[START OF Given records]

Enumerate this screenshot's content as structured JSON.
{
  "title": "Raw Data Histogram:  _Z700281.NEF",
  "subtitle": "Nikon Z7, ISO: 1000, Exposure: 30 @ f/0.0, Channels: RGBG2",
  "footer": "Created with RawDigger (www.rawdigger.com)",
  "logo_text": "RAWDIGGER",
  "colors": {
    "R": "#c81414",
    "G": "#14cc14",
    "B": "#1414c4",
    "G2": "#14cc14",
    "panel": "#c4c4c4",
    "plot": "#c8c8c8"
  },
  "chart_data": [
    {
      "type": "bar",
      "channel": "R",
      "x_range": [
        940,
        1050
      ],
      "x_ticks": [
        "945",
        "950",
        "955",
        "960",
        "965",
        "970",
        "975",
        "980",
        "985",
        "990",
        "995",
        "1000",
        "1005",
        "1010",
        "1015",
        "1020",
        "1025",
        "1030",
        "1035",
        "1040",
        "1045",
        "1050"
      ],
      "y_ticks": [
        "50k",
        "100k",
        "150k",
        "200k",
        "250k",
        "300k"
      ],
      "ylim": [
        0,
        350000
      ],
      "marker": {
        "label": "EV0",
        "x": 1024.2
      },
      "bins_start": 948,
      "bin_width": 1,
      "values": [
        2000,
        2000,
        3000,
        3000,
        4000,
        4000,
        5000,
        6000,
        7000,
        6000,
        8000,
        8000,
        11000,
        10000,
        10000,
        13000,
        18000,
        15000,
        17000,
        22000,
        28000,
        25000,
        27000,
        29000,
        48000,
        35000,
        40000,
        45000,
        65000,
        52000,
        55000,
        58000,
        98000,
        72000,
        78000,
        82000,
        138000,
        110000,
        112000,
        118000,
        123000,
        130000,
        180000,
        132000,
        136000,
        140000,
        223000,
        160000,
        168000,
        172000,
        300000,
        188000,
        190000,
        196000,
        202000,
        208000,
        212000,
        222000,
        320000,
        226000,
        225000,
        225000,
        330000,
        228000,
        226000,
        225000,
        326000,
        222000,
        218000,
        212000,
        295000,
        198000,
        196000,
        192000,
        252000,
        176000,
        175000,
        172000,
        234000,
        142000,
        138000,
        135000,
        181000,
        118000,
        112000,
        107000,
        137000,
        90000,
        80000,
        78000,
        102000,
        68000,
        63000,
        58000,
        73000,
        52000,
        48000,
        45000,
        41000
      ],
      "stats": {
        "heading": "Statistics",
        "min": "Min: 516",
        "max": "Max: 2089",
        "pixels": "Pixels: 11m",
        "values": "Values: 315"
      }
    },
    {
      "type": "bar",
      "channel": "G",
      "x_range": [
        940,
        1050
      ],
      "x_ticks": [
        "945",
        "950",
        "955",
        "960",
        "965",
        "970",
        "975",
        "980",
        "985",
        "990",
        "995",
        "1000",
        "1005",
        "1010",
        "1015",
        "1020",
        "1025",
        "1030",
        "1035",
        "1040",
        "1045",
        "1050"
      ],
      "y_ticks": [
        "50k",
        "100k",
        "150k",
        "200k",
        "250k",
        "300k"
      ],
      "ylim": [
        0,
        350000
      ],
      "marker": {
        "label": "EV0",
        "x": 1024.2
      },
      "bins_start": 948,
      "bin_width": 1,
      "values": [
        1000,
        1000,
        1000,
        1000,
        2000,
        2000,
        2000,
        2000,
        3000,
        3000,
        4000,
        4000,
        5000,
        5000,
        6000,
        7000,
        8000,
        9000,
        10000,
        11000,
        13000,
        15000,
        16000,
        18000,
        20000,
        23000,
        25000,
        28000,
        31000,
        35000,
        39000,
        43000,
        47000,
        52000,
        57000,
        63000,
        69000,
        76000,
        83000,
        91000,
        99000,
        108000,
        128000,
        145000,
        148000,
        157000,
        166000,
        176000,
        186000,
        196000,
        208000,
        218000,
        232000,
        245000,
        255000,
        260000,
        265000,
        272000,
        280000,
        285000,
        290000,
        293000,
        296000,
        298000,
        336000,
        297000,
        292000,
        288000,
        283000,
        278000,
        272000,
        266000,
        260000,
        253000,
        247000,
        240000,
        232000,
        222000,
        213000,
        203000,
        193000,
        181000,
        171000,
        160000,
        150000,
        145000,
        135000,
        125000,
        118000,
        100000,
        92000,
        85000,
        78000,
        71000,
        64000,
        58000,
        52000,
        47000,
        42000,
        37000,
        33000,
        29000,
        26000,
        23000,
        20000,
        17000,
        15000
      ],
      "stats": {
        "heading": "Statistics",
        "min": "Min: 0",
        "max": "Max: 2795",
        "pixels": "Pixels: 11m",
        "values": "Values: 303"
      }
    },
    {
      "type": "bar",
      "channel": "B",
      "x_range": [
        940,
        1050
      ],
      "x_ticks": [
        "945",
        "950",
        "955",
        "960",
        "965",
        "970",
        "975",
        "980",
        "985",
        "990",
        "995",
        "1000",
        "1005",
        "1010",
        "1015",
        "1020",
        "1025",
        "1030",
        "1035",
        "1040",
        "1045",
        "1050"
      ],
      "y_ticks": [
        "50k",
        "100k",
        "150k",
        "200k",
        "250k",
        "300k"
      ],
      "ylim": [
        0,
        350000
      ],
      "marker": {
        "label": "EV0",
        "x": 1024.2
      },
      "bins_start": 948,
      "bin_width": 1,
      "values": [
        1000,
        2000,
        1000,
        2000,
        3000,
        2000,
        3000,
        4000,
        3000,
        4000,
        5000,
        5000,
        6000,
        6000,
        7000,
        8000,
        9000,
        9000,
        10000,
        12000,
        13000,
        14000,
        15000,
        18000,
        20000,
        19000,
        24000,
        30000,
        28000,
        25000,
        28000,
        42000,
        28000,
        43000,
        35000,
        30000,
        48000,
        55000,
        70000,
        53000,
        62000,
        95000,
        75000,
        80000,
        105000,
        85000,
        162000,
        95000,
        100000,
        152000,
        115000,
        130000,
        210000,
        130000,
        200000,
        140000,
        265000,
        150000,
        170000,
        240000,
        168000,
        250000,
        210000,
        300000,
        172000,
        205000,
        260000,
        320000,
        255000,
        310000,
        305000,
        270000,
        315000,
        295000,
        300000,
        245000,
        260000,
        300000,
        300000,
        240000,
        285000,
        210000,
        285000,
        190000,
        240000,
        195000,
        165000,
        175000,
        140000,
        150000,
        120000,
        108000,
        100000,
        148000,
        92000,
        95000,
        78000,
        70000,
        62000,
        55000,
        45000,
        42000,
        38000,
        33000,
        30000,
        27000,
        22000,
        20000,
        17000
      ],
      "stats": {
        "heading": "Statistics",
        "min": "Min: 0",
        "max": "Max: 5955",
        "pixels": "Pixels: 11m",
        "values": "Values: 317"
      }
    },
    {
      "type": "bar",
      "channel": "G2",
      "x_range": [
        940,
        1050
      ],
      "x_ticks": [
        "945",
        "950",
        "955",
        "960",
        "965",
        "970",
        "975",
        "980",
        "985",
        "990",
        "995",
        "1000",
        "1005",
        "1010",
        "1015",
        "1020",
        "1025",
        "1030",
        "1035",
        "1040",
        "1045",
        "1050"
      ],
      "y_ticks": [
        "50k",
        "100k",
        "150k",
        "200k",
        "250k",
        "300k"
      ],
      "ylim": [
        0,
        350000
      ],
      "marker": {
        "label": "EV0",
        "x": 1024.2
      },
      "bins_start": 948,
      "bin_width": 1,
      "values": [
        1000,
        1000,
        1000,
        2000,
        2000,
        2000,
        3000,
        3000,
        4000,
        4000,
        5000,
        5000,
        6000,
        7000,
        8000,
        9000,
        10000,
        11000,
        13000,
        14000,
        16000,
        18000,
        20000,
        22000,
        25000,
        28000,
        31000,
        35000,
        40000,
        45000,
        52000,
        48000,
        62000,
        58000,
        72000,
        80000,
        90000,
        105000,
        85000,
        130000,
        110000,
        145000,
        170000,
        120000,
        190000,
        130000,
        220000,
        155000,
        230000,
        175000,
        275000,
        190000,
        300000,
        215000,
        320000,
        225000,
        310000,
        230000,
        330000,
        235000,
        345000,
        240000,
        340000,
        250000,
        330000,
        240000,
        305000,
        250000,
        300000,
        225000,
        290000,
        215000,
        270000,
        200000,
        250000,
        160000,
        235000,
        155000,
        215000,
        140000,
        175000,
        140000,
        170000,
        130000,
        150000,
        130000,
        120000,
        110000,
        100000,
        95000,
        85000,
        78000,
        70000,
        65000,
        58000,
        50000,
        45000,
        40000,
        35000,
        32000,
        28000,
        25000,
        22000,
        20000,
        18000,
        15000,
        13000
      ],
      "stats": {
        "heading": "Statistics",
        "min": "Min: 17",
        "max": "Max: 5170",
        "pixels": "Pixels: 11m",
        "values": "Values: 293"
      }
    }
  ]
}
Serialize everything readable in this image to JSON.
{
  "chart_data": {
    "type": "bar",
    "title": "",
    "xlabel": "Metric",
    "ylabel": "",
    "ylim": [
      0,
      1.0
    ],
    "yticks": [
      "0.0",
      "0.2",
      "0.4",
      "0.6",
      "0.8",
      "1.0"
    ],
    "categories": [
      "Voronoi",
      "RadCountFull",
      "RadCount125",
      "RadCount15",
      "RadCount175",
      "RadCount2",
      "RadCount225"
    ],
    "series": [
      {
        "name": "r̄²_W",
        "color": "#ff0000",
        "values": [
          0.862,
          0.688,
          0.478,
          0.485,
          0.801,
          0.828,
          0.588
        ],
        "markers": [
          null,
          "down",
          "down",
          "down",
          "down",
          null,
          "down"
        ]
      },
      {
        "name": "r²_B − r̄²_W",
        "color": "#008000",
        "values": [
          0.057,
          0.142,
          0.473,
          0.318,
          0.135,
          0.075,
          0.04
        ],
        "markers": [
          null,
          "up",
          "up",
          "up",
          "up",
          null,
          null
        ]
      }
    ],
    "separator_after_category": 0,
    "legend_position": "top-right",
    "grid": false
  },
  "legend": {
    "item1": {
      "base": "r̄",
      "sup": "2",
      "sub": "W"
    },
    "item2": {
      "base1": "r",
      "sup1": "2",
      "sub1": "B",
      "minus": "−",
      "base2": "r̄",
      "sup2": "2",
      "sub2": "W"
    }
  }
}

[END OF Given records]

**Job:** Repeat only the stretch of lines that begins at the line containing "Serialize everything readable" and ends at the last line above, both included.

**Exercise solution:**
Serialize everything readable in this image to JSON.
{
  "chart_data": {
    "type": "bar",
    "title": "",
    "xlabel": "Metric",
    "ylabel": "",
    "ylim": [
      0,
      1.0
    ],
    "yticks": [
      "0.0",
      "0.2",
      "0.4",
      "0.6",
      "0.8",
      "1.0"
    ],
    "categories": [
      "Voronoi",
      "RadCountFull",
      "RadCount125",
      "RadCount15",
      "RadCount175",
      "RadCount2",
      "RadCount225"
    ],
    "series": [
      {
        "name": "r̄²_W",
        "color": "#ff0000",
        "values": [
          0.862,
          0.688,
          0.478,
          0.485,
          0.801,
          0.828,
          0.588
        ],
        "markers": [
          null,
          "down",
          "down",
          "down",
          "down",
          null,
          "down"
        ]
      },
      {
        "name": "r²_B − r̄²_W",
        "color": "#008000",
        "values": [
          0.057,
          0.142,
          0.473,
          0.318,
          0.135,
          0.075,
          0.04
        ],
        "markers": [
          null,
          "up",
          "up",
          "up",
          "up",
          null,
          null
        ]
      }
    ],
    "separator_after_category": 0,
    "legend_position": "top-right",
    "grid": false
  },
  "legend": {
    "item1": {
      "base": "r̄",
      "sup": "2",
      "sub": "W"
    },
    "item2": {
      "base1": "r",
      "sup1": "2",
      "sub1": "B",
      "minus": "−",
      "base2": "r̄",
      "sup2": "2",
      "sub2": "W"
    }
  }
}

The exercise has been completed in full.